• AIM OF THE EXERCISE
All of the material below is to be returned exactly.

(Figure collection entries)
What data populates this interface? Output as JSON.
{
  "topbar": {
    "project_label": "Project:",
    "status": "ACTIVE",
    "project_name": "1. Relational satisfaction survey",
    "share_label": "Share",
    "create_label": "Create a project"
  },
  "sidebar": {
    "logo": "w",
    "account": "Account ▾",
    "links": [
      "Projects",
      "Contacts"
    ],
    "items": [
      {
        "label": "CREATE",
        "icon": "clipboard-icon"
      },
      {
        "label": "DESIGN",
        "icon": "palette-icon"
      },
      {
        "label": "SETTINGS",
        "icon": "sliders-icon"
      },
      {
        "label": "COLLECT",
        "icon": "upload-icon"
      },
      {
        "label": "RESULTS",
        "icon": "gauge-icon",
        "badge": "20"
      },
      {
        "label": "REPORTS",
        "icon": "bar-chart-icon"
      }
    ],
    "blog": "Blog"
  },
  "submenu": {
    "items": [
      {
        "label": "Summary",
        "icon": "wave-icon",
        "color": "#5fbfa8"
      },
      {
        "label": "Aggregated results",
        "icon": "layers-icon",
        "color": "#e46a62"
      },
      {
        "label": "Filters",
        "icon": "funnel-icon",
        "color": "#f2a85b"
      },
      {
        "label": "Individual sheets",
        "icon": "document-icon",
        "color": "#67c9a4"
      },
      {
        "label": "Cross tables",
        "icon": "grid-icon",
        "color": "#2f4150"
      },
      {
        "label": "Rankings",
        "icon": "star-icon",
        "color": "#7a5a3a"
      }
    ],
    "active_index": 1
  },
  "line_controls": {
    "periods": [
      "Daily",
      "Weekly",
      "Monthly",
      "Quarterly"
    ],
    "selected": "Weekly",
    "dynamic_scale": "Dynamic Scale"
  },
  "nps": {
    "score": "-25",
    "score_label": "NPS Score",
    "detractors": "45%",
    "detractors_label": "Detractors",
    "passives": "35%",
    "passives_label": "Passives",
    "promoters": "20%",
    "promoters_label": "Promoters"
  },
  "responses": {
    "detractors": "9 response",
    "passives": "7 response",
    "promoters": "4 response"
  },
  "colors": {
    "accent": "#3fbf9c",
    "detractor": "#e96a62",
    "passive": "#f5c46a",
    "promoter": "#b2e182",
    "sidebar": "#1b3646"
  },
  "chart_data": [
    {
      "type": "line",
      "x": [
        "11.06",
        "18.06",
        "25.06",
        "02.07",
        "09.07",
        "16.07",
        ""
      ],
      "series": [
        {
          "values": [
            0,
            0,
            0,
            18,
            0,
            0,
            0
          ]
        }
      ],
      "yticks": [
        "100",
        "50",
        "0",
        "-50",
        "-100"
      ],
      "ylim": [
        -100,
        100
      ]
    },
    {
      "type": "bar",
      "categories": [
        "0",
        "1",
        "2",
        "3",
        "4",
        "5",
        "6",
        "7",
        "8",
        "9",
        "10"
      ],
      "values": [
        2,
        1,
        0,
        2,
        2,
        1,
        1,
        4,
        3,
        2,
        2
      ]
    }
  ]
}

• RESULT
What data populates this interface? Output as JSON.
{
  "topbar": {
    "project_label": "Project:",
    "status": "ACTIVE",
    "project_name": "1. Relational satisfaction survey",
    "share_label": "Share",
    "create_label": "Create a project"
  },
  "sidebar": {
    "logo": "w",
    "account": "Account ▾",
    "links": [
      "Projects",
      "Contacts"
    ],
    "items": [
      {
        "label": "CREATE",
        "icon": "clipboard-icon"
      },
      {
        "label": "DESIGN",
        "icon": "palette-icon"
      },
      {
        "label": "SETTINGS",
        "icon": "sliders-icon"
      },
      {
        "label": "COLLECT",
        "icon": "upload-icon"
      },
      {
        "label": "RESULTS",
        "icon": "gauge-icon",
        "badge": "20"
      },
      {
        "label": "REPORTS",
        "icon": "bar-chart-icon"
      }
    ],
    "blog": "Blog"
  },
  "submenu": {
    "items": [
      {
        "label": "Summary",
        "icon": "wave-icon",
        "color": "#5fbfa8"
      },
      {
        "label": "Aggregated results",
        "icon": "layers-icon",
        "color": "#e46a62"
      },
      {
        "label": "Filters",
        "icon": "funnel-icon",
        "color": "#f2a85b"
      },
      {
        "label": "Individual sheets",
        "icon": "document-icon",
        "color": "#67c9a4"
      },
      {
        "label": "Cross tables",
        "icon": "grid-icon",
        "color": "#2f4150"
      },
      {
        "label": "Rankings",
        "icon": "star-icon",
        "color": "#7a5a3a"
      }
    ],
    "active_index": 1
  },
  "line_controls": {
    "periods": [
      "Daily",
      "Weekly",
      "Monthly",
      "Quarterly"
    ],
    "selected": "Weekly",
    "dynamic_scale": "Dynamic Scale"
  },
  "nps": {
    "score": "-25",
    "score_label": "NPS Score",
    "detractors": "45%",
    "detractors_label": "Detractors",
    "passives": "35%",
    "passives_label": "Passives",
    "promoters": "20%",
    "promoters_label": "Promoters"
  },
  "responses": {
    "detractors": "9 response",
    "passives": "7 response",
    "promoters": "4 response"
  },
  "colors": {
    "accent": "#3fbf9c",
    "detractor": "#e96a62",
    "passive": "#f5c46a",
    "promoter": "#b2e182",
    "sidebar": "#1b3646"
  },
  "chart_data": [
    {
      "type": "line",
      "x": [
        "11.06",
        "18.06",
        "25.06",
        "02.07",
        "09.07",
        "16.07",
        ""
      ],
      "series": [
        {
          "values": [
            0,
            0,
            0,
            18,
            0,
            0,
            0
          ]
        }
      ],
      "yticks": [
        "100",
        "50",
        "0",
        "-50",
        "-100"
      ],
      "ylim": [
        -100,
        100
      ]
    },
    {
      "type": "bar",
      "categories": [
        "0",
        "1",
        "2",
        "3",
        "4",
        "5",
        "6",
        "7",
        "8",
        "9",
        "10"
      ],
      "values": [
        2,
        1,
        0,
        2,
        2,
        1,
        1,
        4,
        3,
        2,
        2
      ]
    }
  ]
}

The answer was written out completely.